(begin)
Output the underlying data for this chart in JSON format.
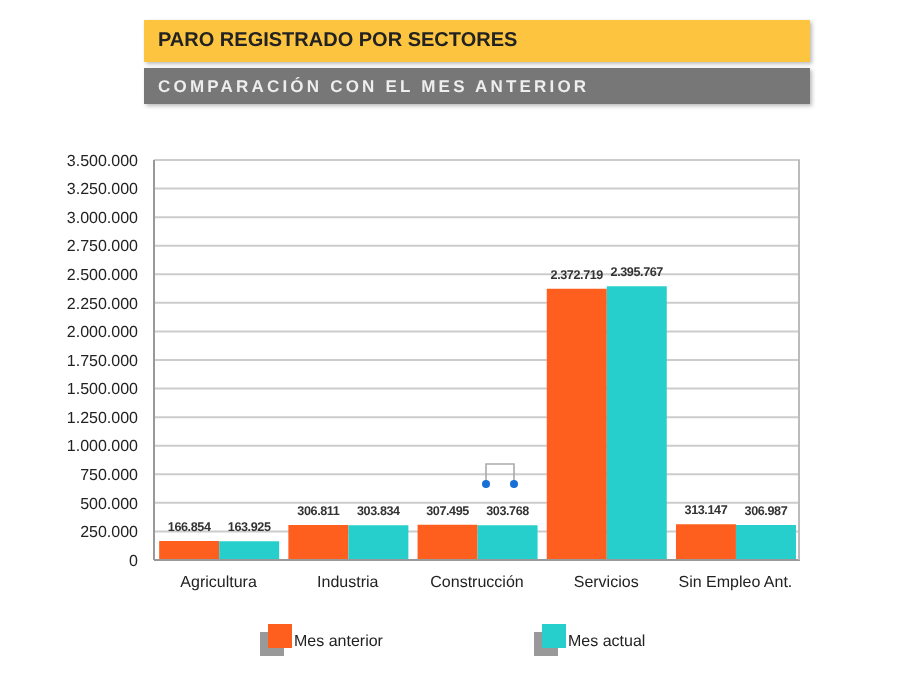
{
  "chart_data": {
    "type": "bar",
    "title": "PARO REGISTRADO POR SECTORES",
    "subtitle": "COMPARACIÓN CON EL MES ANTERIOR",
    "categories": [
      "Agricultura",
      "Industria",
      "Construcción",
      "Servicios",
      "Sin Empleo Ant."
    ],
    "series": [
      {
        "name": "Mes anterior",
        "color": "#fe5f1f",
        "values": [
          166854,
          306811,
          307495,
          2372719,
          313147
        ],
        "value_labels": [
          "166.854",
          "306.811",
          "307.495",
          "2.372.719",
          "313.147"
        ]
      },
      {
        "name": "Mes actual",
        "color": "#26cfcb",
        "values": [
          163925,
          303834,
          303768,
          2395767,
          306987
        ],
        "value_labels": [
          "163.925",
          "303.834",
          "303.768",
          "2.395.767",
          "306.987"
        ]
      }
    ],
    "ylim": [
      0,
      3500000
    ],
    "yticks": [
      0,
      {
        "value": 250000,
        "label": "250.000"
      },
      {
        "value": 500000,
        "label": "500.000"
      },
      {
        "value": 750000,
        "label": "750.000"
      },
      {
        "value": 1000000,
        "label": "1.000.000"
      },
      {
        "value": 1250000,
        "label": "1.250.000"
      },
      {
        "value": 1500000,
        "label": "1.500.000"
      },
      {
        "value": 1750000,
        "label": "1.750.000"
      },
      {
        "value": 2000000,
        "label": "2.000.000"
      },
      {
        "value": 2250000,
        "label": "2.250.000"
      },
      {
        "value": 2500000,
        "label": "2.500.000"
      },
      {
        "value": 2750000,
        "label": "2.750.000"
      },
      {
        "value": 3000000,
        "label": "3.000.000"
      },
      {
        "value": 3250000,
        "label": "3.250.000"
      },
      {
        "value": 3500000,
        "label": "3.500.000"
      }
    ],
    "grid": "y",
    "legend": "bottom"
  }
}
(end)
▶ [Given instruction]
Except for the pictures, reproduce every line exactly.

▶ [Result of the exercise]
Output the underlying data for this chart in JSON format.
{
  "chart_data": {
    "type": "bar",
    "title": "PARO REGISTRADO POR SECTORES",
    "subtitle": "COMPARACIÓN CON EL MES ANTERIOR",
    "categories": [
      "Agricultura",
      "Industria",
      "Construcción",
      "Servicios",
      "Sin Empleo Ant."
    ],
    "series": [
      {
        "name": "Mes anterior",
        "color": "#fe5f1f",
        "values": [
          166854,
          306811,
          307495,
          2372719,
          313147
        ],
        "value_labels": [
          "166.854",
          "306.811",
          "307.495",
          "2.372.719",
          "313.147"
        ]
      },
      {
        "name": "Mes actual",
        "color": "#26cfcb",
        "values": [
          163925,
          303834,
          303768,
          2395767,
          306987
        ],
        "value_labels": [
          "163.925",
          "303.834",
          "303.768",
          "2.395.767",
          "306.987"
        ]
      }
    ],
    "ylim": [
      0,
      3500000
    ],
    "yticks": [
      0,
      {
        "value": 250000,
        "label": "250.000"
      },
      {
        "value": 500000,
        "label": "500.000"
      },
      {
        "value": 750000,
        "label": "750.000"
      },
      {
        "value": 1000000,
        "label": "1.000.000"
      },
      {
        "value": 1250000,
        "label": "1.250.000"
      },
      {
        "value": 1500000,
        "label": "1.500.000"
      },
      {
        "value": 1750000,
        "label": "1.750.000"
      },
      {
        "value": 2000000,
        "label": "2.000.000"
      },
      {
        "value": 2250000,
        "label": "2.250.000"
      },
      {
        "value": 2500000,
        "label": "2.500.000"
      },
      {
        "value": 2750000,
        "label": "2.750.000"
      },
      {
        "value": 3000000,
        "label": "3.000.000"
      },
      {
        "value": 3250000,
        "label": "3.250.000"
      },
      {
        "value": 3500000,
        "label": "3.500.000"
      }
    ],
    "grid": "y",
    "legend": "bottom"
  }
}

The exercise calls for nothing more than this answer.